- WRITTEN TASK: Search the material for the word "with" and report each line where it turns up.

- RECORDS SHOWN:
···
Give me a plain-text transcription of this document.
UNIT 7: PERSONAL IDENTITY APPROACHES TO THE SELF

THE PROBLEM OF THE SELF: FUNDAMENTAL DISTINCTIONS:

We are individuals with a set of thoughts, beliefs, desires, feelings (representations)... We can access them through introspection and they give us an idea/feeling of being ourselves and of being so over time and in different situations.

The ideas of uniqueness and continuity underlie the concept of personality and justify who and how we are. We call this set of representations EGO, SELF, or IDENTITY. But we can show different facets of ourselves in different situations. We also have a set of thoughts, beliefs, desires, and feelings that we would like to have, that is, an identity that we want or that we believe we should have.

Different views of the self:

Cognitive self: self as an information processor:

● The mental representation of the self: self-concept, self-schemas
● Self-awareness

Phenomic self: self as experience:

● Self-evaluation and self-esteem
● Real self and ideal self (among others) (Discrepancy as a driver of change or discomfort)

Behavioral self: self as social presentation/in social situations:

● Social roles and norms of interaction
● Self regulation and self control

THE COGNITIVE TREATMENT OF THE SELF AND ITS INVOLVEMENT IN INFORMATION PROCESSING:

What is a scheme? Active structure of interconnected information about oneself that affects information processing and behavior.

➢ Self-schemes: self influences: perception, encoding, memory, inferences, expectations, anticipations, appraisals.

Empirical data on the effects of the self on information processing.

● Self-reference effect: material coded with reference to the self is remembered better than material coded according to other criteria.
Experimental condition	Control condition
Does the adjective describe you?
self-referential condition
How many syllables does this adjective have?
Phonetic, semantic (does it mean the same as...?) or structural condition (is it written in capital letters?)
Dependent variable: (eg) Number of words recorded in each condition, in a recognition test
···
- EXERCISE RESPONSE:
We are individuals with a set of thoughts, beliefs, desires, feelings (representations)... We can access them through introspection and they give us an idea/feeling of being ourselves and of being so over time and in different situations.
● Self-reference effect: material coded with reference to the self is remembered better than material coded according to other criteria.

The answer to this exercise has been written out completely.